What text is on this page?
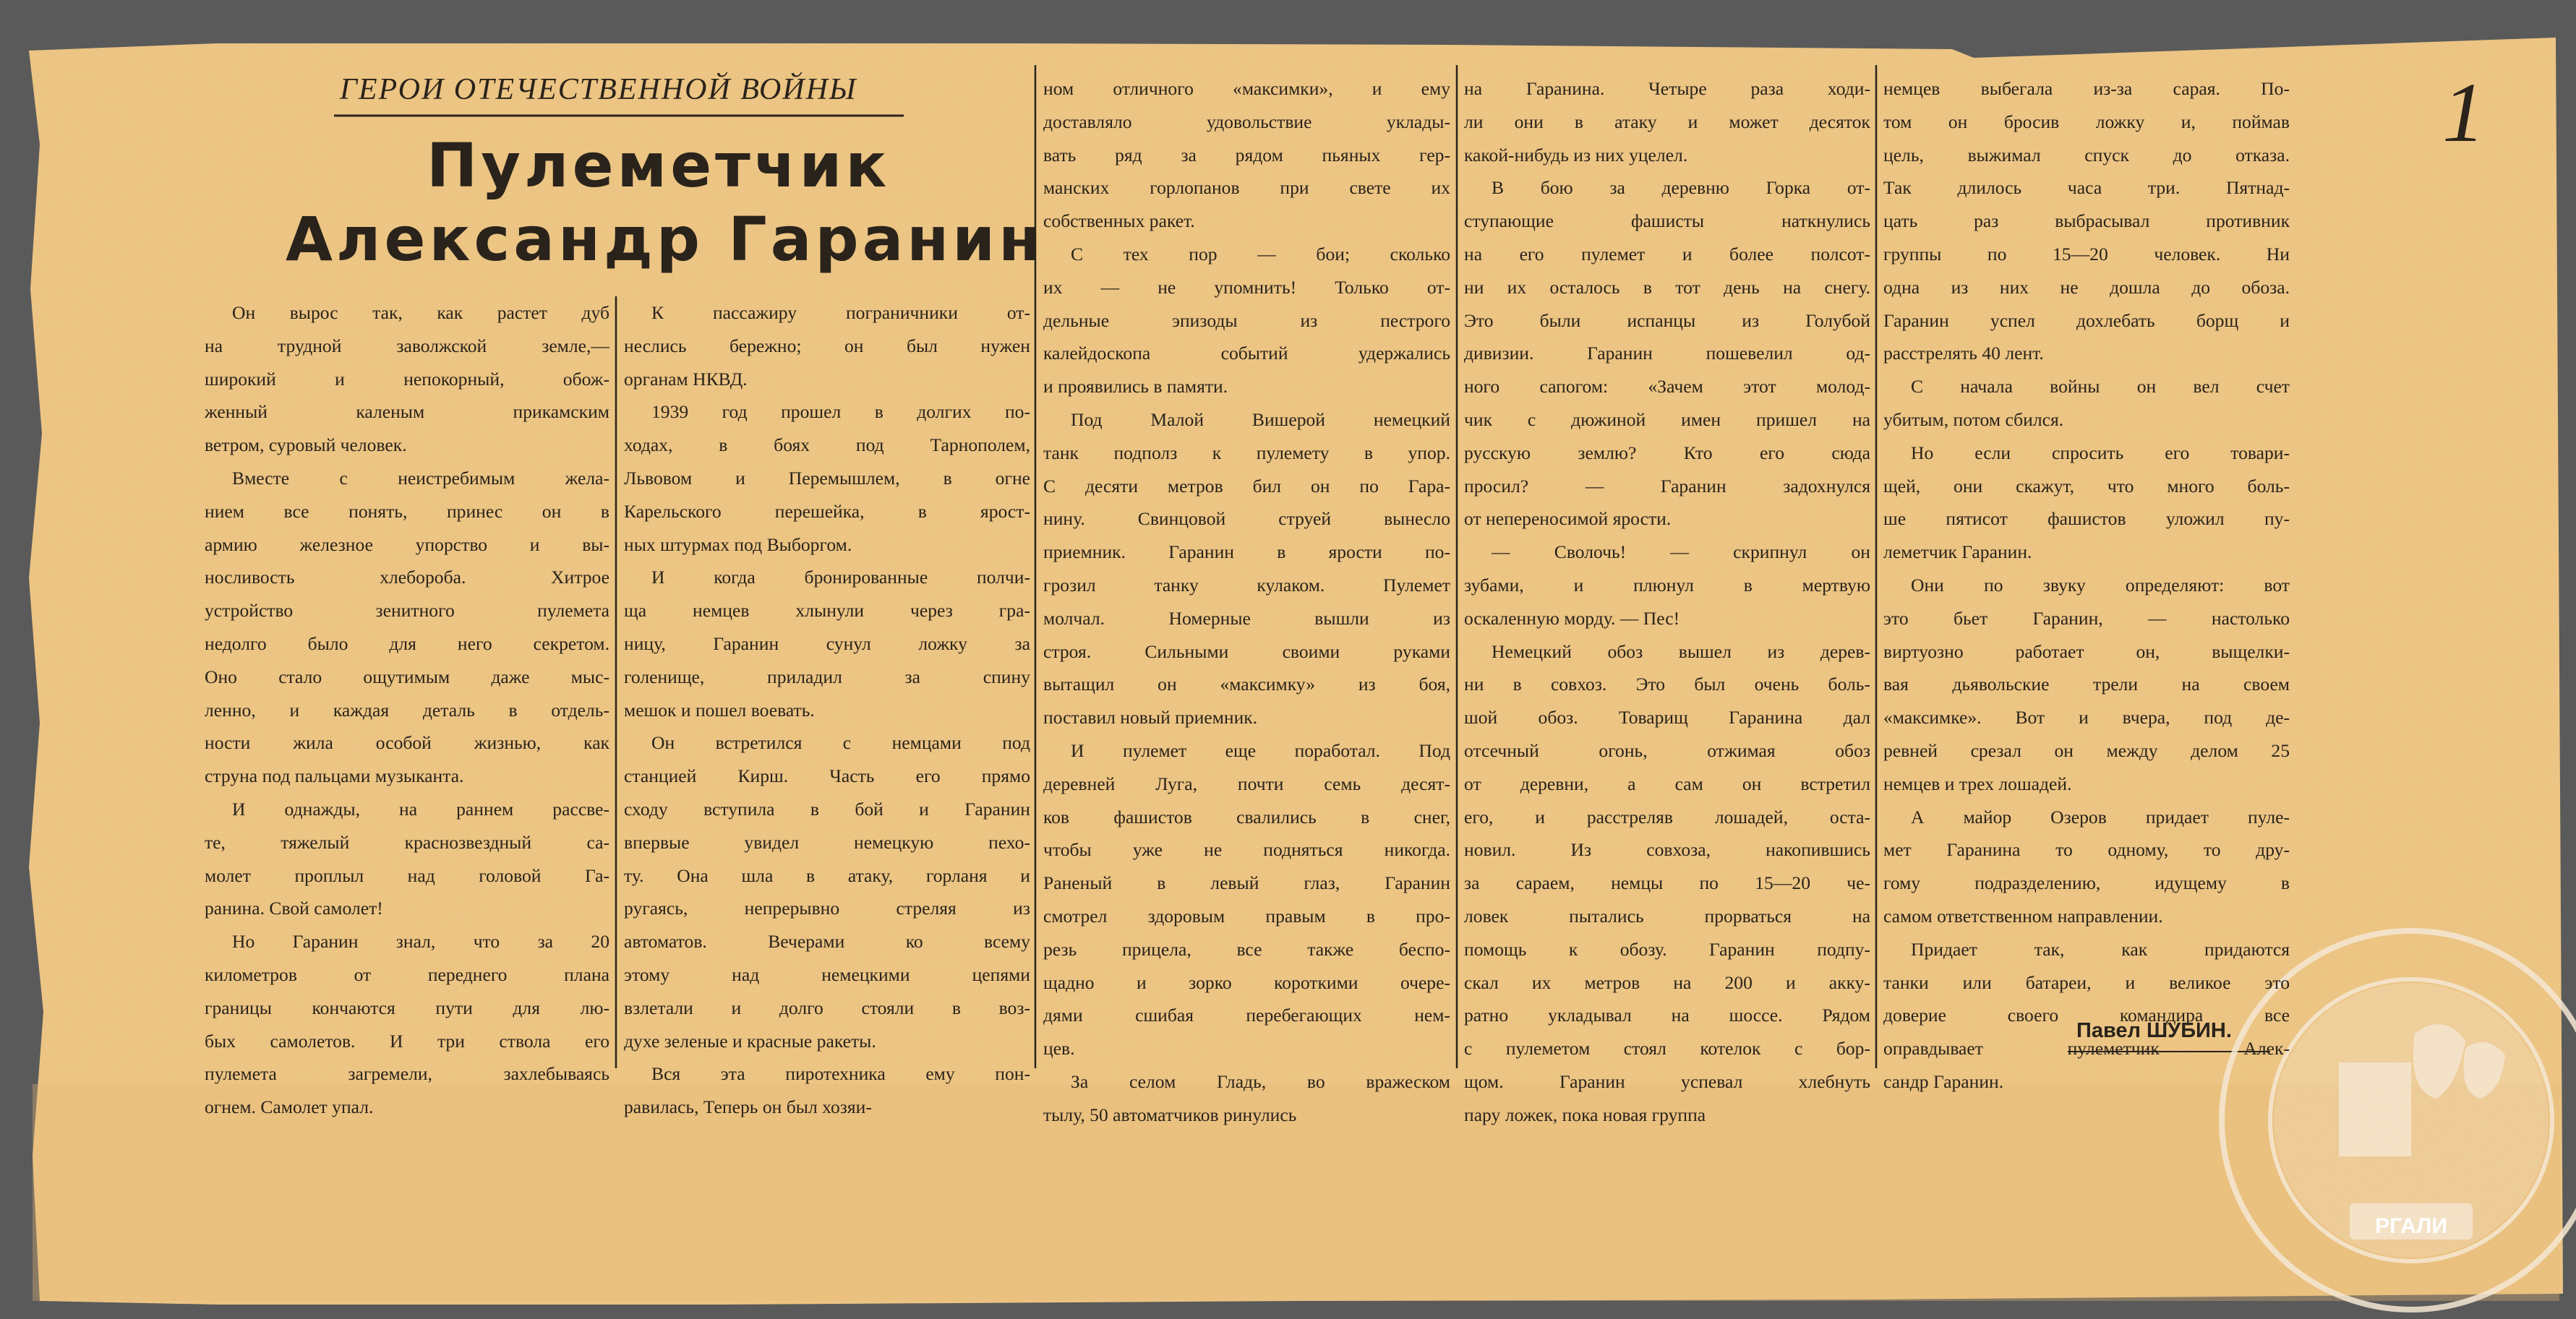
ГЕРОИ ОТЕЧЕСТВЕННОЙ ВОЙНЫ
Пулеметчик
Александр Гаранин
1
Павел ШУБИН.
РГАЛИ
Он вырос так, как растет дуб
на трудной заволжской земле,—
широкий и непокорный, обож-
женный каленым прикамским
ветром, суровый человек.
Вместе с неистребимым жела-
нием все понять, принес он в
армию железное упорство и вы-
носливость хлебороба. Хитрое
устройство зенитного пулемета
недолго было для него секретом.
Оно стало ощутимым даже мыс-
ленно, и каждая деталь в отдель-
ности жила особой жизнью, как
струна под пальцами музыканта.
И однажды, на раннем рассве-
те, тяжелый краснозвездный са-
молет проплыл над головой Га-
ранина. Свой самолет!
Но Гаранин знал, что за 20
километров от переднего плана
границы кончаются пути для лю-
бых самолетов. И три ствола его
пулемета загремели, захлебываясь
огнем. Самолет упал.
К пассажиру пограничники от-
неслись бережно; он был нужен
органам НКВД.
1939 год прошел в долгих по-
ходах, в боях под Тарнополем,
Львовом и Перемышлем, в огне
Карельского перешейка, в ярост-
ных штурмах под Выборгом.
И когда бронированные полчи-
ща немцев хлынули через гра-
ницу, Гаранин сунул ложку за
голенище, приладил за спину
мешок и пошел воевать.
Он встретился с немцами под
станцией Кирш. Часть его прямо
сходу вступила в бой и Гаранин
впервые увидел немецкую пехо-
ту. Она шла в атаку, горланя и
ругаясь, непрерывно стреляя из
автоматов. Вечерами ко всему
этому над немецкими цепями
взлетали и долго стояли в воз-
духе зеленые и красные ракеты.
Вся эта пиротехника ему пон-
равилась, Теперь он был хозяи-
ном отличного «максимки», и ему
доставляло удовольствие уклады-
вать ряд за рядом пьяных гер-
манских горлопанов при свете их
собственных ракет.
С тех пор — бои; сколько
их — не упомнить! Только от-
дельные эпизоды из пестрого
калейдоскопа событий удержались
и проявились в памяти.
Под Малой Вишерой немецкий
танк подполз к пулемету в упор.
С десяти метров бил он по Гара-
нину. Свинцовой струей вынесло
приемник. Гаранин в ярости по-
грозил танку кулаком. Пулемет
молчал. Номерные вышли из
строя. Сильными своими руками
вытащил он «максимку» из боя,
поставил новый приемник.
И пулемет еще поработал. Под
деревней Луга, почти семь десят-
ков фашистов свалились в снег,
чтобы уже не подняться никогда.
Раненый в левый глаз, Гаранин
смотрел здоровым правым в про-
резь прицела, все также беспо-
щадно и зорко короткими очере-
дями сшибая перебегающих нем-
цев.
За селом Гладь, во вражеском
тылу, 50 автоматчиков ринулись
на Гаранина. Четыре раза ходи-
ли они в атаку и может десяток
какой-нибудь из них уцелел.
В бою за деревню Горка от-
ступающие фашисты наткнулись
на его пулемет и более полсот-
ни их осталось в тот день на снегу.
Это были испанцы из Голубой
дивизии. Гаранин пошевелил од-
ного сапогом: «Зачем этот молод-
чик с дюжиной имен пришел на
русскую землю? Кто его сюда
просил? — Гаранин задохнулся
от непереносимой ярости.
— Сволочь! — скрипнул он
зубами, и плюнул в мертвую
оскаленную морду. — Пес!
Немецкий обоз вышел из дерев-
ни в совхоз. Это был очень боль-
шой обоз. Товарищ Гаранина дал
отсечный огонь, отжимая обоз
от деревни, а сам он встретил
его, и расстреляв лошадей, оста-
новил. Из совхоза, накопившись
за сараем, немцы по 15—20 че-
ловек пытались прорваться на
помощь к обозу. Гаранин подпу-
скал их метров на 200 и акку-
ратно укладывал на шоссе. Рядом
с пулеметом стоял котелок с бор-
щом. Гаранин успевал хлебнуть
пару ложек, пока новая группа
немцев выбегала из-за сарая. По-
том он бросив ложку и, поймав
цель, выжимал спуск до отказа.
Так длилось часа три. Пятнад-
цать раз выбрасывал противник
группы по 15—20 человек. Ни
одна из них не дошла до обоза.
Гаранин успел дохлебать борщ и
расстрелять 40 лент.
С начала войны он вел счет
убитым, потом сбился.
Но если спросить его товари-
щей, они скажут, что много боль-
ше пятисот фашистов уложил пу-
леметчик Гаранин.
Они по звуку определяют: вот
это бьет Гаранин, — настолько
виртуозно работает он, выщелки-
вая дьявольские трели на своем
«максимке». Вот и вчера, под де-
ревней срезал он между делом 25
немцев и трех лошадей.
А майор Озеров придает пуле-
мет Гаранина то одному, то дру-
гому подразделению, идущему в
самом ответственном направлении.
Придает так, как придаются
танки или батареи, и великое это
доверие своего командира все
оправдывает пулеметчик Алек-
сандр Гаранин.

*The exercise*.
Pull every line containing the word "фашистов" out of the material.

*Answer to the task*.
ков фашистов свалились в снег,
ше пятисот фашистов уложил пу-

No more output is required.